> Problem to solve
Copy the items from the beginning through the line containing "hit-label: UniRef100_B5IPN0 [507, 967, 599, 978]", changing each "hit-arrow-icon" to "hit-pointer-icon" and keeping everything else the same.

> Supplied entries

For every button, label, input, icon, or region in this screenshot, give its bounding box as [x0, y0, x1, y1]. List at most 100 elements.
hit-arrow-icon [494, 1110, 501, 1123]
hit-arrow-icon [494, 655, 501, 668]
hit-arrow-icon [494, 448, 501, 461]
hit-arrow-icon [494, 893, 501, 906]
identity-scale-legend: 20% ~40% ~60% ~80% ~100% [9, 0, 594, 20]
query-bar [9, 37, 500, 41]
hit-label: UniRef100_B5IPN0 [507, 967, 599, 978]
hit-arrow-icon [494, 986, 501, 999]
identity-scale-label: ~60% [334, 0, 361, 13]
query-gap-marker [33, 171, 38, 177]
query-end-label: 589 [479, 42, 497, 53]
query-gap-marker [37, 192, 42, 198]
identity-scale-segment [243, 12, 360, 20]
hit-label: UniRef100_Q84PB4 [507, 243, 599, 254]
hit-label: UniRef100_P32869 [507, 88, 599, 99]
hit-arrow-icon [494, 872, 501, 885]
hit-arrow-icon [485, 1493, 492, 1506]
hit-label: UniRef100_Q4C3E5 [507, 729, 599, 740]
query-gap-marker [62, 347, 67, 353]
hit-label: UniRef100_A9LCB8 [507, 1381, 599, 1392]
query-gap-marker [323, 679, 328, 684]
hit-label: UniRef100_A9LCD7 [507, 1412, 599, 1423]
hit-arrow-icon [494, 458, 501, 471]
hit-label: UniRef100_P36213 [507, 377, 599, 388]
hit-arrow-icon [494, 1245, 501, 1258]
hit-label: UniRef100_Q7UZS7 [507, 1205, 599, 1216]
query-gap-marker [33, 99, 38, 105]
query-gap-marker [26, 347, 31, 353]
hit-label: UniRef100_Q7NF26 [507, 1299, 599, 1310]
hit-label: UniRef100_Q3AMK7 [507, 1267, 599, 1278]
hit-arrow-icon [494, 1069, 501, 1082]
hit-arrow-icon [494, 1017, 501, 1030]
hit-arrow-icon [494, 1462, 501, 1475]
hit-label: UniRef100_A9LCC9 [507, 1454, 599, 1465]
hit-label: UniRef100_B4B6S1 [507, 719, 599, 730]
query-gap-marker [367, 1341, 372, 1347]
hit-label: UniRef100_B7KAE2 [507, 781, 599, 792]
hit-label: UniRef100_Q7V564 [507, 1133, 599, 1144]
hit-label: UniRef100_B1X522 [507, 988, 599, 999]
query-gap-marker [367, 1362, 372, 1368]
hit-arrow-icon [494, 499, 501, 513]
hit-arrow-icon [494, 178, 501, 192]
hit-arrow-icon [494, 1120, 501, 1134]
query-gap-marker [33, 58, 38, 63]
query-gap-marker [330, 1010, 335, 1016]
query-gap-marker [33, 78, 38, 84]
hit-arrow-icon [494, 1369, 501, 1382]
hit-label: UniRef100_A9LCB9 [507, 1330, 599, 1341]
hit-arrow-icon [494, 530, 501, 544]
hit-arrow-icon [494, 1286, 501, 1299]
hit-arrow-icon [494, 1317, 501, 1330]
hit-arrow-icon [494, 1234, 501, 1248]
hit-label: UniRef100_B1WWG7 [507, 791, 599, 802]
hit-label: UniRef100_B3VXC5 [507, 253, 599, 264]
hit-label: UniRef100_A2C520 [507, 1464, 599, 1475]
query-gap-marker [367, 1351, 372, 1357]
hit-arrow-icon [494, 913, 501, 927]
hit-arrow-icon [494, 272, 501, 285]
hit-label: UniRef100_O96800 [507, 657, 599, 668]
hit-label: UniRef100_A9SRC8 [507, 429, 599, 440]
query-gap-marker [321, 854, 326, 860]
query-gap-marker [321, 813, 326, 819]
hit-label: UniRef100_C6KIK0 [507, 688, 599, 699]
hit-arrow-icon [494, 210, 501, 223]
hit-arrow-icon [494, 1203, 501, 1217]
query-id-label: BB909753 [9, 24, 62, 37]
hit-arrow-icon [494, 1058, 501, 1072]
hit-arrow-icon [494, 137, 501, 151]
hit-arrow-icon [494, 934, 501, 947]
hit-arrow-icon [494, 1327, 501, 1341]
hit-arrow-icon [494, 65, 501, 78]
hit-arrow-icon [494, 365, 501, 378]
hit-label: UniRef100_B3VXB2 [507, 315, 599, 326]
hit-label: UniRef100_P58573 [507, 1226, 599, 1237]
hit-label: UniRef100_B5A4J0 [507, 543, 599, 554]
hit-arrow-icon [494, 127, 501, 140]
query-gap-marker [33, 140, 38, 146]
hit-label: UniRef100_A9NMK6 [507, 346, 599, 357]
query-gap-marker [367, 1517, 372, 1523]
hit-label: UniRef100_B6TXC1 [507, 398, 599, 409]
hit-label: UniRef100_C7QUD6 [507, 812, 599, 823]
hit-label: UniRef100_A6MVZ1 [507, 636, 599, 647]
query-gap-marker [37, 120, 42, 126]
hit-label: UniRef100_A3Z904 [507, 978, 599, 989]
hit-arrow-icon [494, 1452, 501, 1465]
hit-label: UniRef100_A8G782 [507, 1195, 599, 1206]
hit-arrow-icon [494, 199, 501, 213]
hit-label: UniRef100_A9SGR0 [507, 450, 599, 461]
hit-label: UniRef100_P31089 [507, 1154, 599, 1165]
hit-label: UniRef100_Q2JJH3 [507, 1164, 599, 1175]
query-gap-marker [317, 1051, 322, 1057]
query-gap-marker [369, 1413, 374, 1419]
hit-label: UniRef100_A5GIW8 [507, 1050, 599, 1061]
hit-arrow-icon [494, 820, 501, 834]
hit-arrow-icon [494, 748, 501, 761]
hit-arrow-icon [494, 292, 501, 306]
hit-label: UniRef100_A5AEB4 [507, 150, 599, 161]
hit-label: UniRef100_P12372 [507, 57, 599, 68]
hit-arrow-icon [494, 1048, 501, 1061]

> Response to this exercise
For every button, label, input, icon, or region in this screenshot, give its bounding box as [x0, y0, x1, y1]. List at most 100 elements.
hit-pointer-icon [494, 1110, 501, 1123]
hit-pointer-icon [494, 655, 501, 668]
hit-pointer-icon [494, 448, 501, 461]
hit-pointer-icon [494, 893, 501, 906]
identity-scale-legend: 20% ~40% ~60% ~80% ~100% [9, 0, 594, 20]
query-bar [9, 37, 500, 41]
hit-label: UniRef100_B5IPN0 [507, 967, 599, 978]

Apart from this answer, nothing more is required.